Cela paraît simple : " Il suffit d'avoir du plaisir ! " peut-on
penser naïvement. Et cela conduit naturellement à l'égoïsme
primaire : " je ferais tout pour m'approprier ce qui apporte du plaisir,
même s'il faut marcher sur les autres pour y arriver ". L'argent
étant le meilleur moyen de devenir propriétaire dans la société
actuelle , le but de la vie devient donc être le plus riche possible.
Et voilà des milliards d'êtres humains lancés dans
la course au profit, les plus avancés empêchant, par abus
de position dominante, les plus pauvres de les rattraper.
Or la recherche de l'argent ou du plaisir est souvent frustrante. On
se lasse rapidement des sensations déjà éprouvées.
Il faut donc en chercher de nouvelles. Et on est souvent déçu,
après avoir fourni de gros efforts pour l'acquérir, par un
objet très convoité ; il est rarement à la hauteur
de ce que l'on imaginait.
Et si le bonheur n'était pas qu'un simple plaisir ? Et si la
plupart des bons moments de notre existence étaient dus directement
ou indirectement à la bienveillance des autres ? Se pourrait-il
que nous soyons si nombreux à nous tromper ?
C'est un constat qu'inconsciemment nous faisons très tôt : les sourires, les gazouillis et autres gesticulations d'un bébé traduisent dès le plus jeune âge l'influence bénéfique de ses parents et de son entourage. Le nourrisson semble heureux de la simple présence des autres, et il s'irrite de leur absence. On pourrait affirmer ,dans un premier temps, que ce bonheur est dû au plaisir fourni par ses parents : nourriture, chaleur, caresses, voire les changements de couche... Mais alors il ne devrait manifester son contentement de voir d'autres personnes qu'en cas de besoin, ce qui est loin d'être le cas. On peut dire sans trop s'avancer que le bébé a " enregistré " les personnes de son entourage comme étant des fournisseurs de plaisirs et qu'il se réjouit de leur proximité. A notre début , bonheur et plaisir se confondent.
Au cours de l'enfance on a encore souvent tendance à considérer
ses parents comme des distributeurs : " Maman, Papa, je veux une glace
! ". " On fait un câlin ? " sont des exemples de phrases courantes.
Cependant la notion d'amitié et celle d'amour (non égoïste)
apparaissent avec les premiers dons " désintéressés
" à des personnes proches. On aime recevoir des surprises et donner
des cadeaux.
Le même objet semble avoir plus de valeur s'il est donné
par quelqu'un que si on le prend ou si on l'achète.

# DONNÉES SAISIES
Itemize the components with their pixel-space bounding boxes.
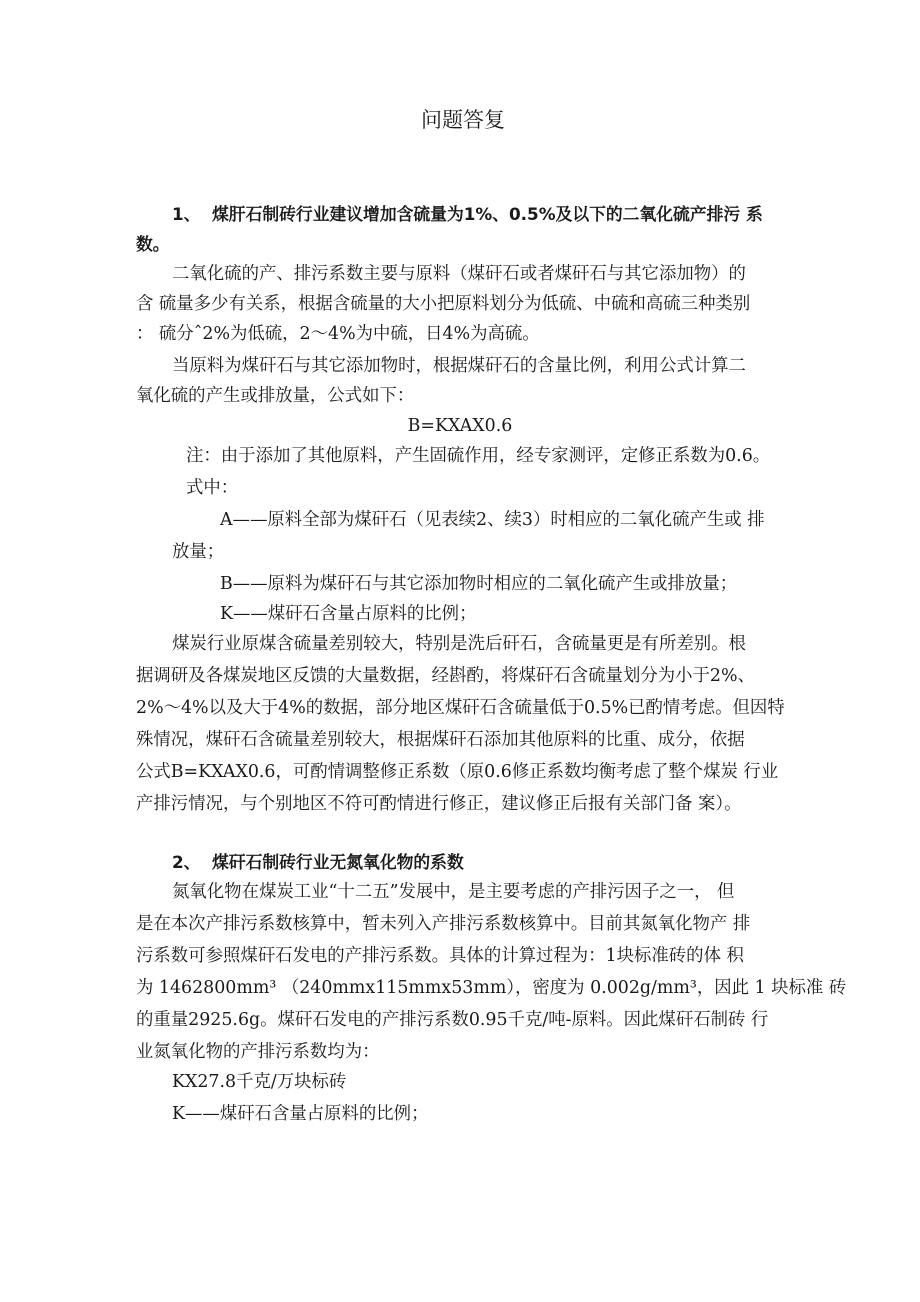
section1-paragraph3-line3: 2%～4%以及大于4%的数据，部分地区煤矸石含硫量低于0.5%已酌情考虑。但因特 <box>136 698 785 718</box>
section2-paragraph1-line2: 是在本次产排污系数核算中，暂未列入产排污系数核算中。目前其氮氧化物产 排 <box>136 914 751 934</box>
section2-formula: KX27.8千克/万块标砖 <box>172 1072 347 1092</box>
section1-heading-line2: 数。 <box>136 234 170 254</box>
section1-definition-a-line1: A——原料全部为煤矸石（见表续2、续3）时相应的二氧化硫产生或 排 <box>220 510 765 530</box>
section1-paragraph3-line2: 据调研及各煤炭地区反馈的大量数据，经斟酌，将煤矸石含硫量划分为小于2%、 <box>136 666 755 686</box>
section1-definition-k: K——煤矸石含量占原料的比例； <box>220 604 477 624</box>
page-title: 问题答复 <box>421 108 505 132</box>
section2-heading <box>172 850 464 874</box>
section1-heading-text: 煤肝石制砖行业建议增加含硫量为1%、0.5%及以下的二氧化硫产排污 系 <box>212 204 763 224</box>
section1-paragraph1-line3: ： 硫分ˆ2%为低硫，2～4%为中硫，日4%为高硫。 <box>136 324 540 344</box>
section1-paragraph3-line6: 产排污情况，与个别地区不符可酌情进行修正，建议修正后报有关部门备 案）。 <box>136 794 742 814</box>
section1-paragraph3-line5: 公式B=KXAX0.6，可酌情调整修正系数（原0.6修正系数均衡考虑了整个煤炭 行业 <box>136 762 779 782</box>
section2-number: 2、 <box>172 852 201 872</box>
section1-heading-line1 <box>172 202 763 226</box>
section2-paragraph1-line1: 氮氧化物在煤炭工业“十二五”发展中，是主要考虑的产排污因子之一， 但 <box>172 882 735 902</box>
section1-paragraph3-line4: 殊情况，煤矸石含硫量差别较大，根据煤矸石添加其他原料的比重、成分，依据 <box>136 730 745 750</box>
section1-number: 1、 <box>172 204 201 224</box>
section1-definition-b: B——原料为煤矸石与其它添加物时相应的二氧化硫产生或排放量； <box>220 574 738 594</box>
section2-paragraph1-line6: 业氮氧化物的产排污系数均为： <box>136 1042 380 1062</box>
section2-paragraph1-line5: 的重量2925.6g。煤矸石发电的产排污系数0.95千克/吨-原料。因此煤矸石制砖 行 <box>136 1010 769 1030</box>
section1-paragraph1-line1: 二氧化硫的产、排污系数主要与原料（煤矸石或者煤矸石与其它添加物）的 <box>172 264 746 284</box>
section1-note: 注：由于添加了其他原料，产生固硫作用，经专家测评，定修正系数为0.6。 <box>186 446 771 466</box>
section1-shizhong: 式中： <box>186 478 239 498</box>
section1-formula: B=KXAX0.6 <box>407 416 513 436</box>
section1-paragraph2-line2: 氧化硫的产生或排放量，公式如下： <box>136 386 415 406</box>
section1-paragraph1-line2: 含 硫量多少有关系，根据含硫量的大小把原料划分为低硫、中硫和高硫三种类别 <box>136 294 751 314</box>
section2-definition-k: K——煤矸石含量占原料的比例； <box>172 1104 429 1124</box>
section2-heading-text: 煤矸石制砖行业无氮氧化物的系数 <box>212 852 464 872</box>
section1-definition-a-line2: 放量； <box>172 542 225 562</box>
section2-paragraph1-line3: 污系数可参照煤矸石发电的产排污系数。具体的计算过程为：1块标准砖的体 积 <box>136 946 744 966</box>
section2-paragraph1-line4: 为 1462800mm³ （240mmx115mmx53mm），密度为 0.002g/mm³，因此 1 块标准 砖 <box>136 978 847 998</box>
section1-paragraph2-line1: 当原料为煤矸石与其它添加物时，根据煤矸石的含量比例，利用公式计算二 <box>172 356 746 376</box>
section1-paragraph3-line1: 煤炭行业原煤含硫量差别较大，特别是洗后矸石，含硫量更是有所差别。根 <box>172 634 746 654</box>
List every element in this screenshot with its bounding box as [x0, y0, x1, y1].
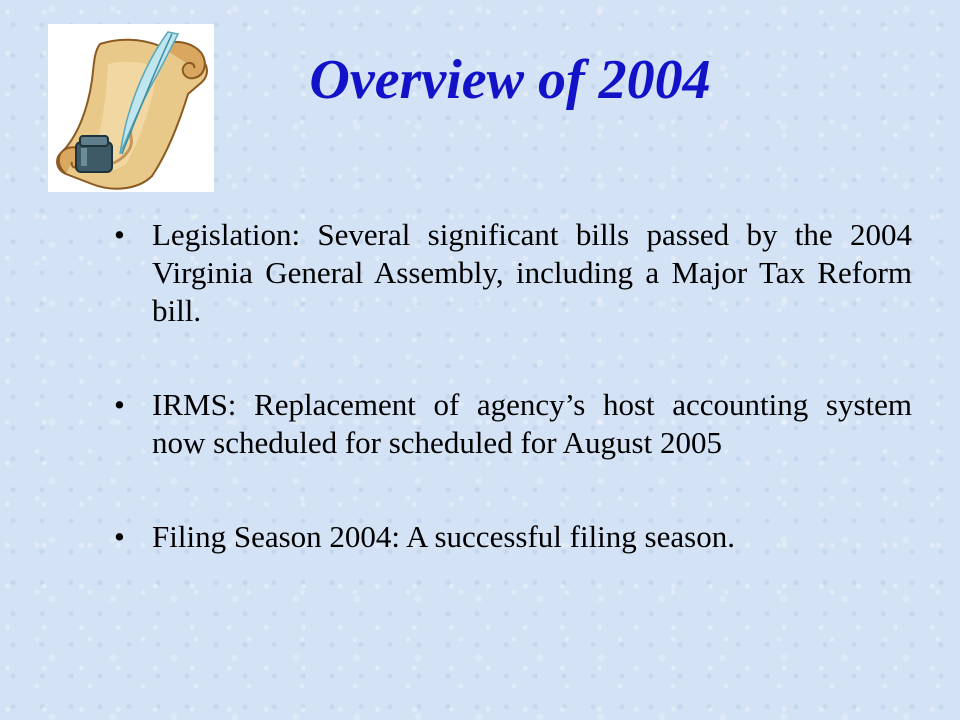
scroll-and-quill-icon [48, 24, 214, 192]
page-title: Overview of 2004 [309, 49, 711, 111]
list-item [112, 216, 912, 330]
bullet-text: Filing Season 2004: A successful filing season. [152, 519, 735, 554]
bullet-list [112, 216, 912, 556]
bullet-text: Legislation: Several significant bills passed by the 2004 Virginia General Assembly, including a Major Tax Reform bill. [152, 217, 912, 328]
bullet-marker: • [114, 387, 125, 422]
list-item [112, 518, 912, 556]
list-item [112, 386, 912, 462]
bullet-text: IRMS: Replacement of agency’s host accounting system now scheduled for scheduled for August 2005 [152, 387, 912, 460]
bullet-marker: • [114, 519, 125, 554]
bullet-marker: • [114, 217, 125, 252]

# OBJECTIF
Recopiez le texte sur le bonheur et le plaisir depuis « Cependant la notion » jusqu'à « des cadeaux. » inclus.

# SOLUTION RÉDIGÉE
Cependant la notion d'amitié et celle d'amour (non égoïste)
apparaissent avec les premiers dons " désintéressés
" à des personnes proches. On aime recevoir des surprises et donner
des cadeaux.